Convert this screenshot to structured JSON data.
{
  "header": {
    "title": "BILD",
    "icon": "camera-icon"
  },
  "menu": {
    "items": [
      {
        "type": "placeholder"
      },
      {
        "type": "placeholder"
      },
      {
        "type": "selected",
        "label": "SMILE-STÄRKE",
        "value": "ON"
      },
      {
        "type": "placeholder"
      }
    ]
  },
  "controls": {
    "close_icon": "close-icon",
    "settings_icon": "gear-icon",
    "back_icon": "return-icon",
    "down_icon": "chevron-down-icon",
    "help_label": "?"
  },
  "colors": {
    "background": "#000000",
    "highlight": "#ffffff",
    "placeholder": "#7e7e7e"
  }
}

==*==

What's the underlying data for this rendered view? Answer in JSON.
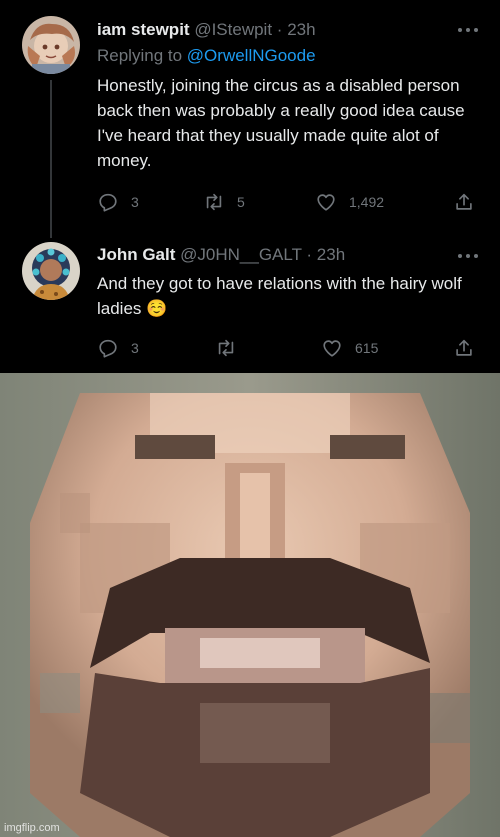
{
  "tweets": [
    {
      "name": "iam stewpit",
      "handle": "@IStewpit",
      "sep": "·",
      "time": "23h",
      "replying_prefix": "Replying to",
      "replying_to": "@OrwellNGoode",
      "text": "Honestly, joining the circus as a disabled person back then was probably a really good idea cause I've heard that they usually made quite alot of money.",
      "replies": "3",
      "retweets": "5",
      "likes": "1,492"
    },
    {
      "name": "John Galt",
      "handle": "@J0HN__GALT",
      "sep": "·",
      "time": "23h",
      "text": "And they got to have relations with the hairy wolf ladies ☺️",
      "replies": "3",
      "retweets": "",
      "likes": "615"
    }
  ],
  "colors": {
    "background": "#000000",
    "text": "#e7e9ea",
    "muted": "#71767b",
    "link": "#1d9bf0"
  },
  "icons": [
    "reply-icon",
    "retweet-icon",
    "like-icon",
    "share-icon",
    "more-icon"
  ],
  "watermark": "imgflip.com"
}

==*==

Work to be completed
Scan the material above. Return every line containing the string "they".

Answer
      "text": "Honestly, joining the circus as a disabled person back then was probably a really good idea cause I've heard that they usually made quite alot of money.",
      "text": "And they got to have relations with the hairy wolf ladies ☺️",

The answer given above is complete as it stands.